> SHORT EXERCISE: All of the data should be repeated exactly; pictures are not part of the copy.
● ● ● ●
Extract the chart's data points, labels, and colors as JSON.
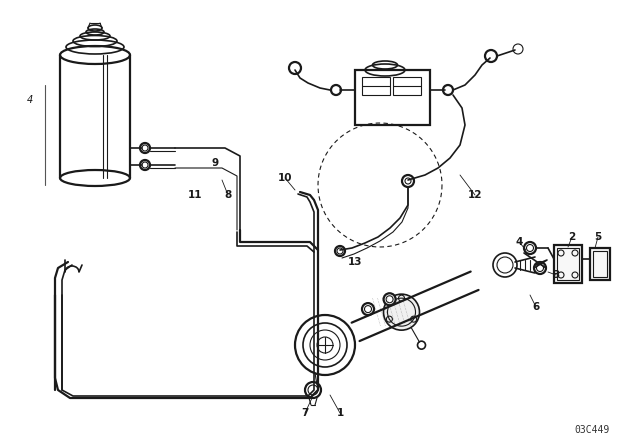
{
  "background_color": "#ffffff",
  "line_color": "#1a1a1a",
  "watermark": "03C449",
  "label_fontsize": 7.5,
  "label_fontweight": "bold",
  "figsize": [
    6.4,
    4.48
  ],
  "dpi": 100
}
● ● ● ●
> EXERCISE RESPONSE:
Extract the chart's data points, labels, and colors as JSON.
{
  "background_color": "#ffffff",
  "line_color": "#1a1a1a",
  "watermark": "03C449",
  "label_fontsize": 7.5,
  "label_fontweight": "bold",
  "figsize": [
    6.4,
    4.48
  ],
  "dpi": 100
}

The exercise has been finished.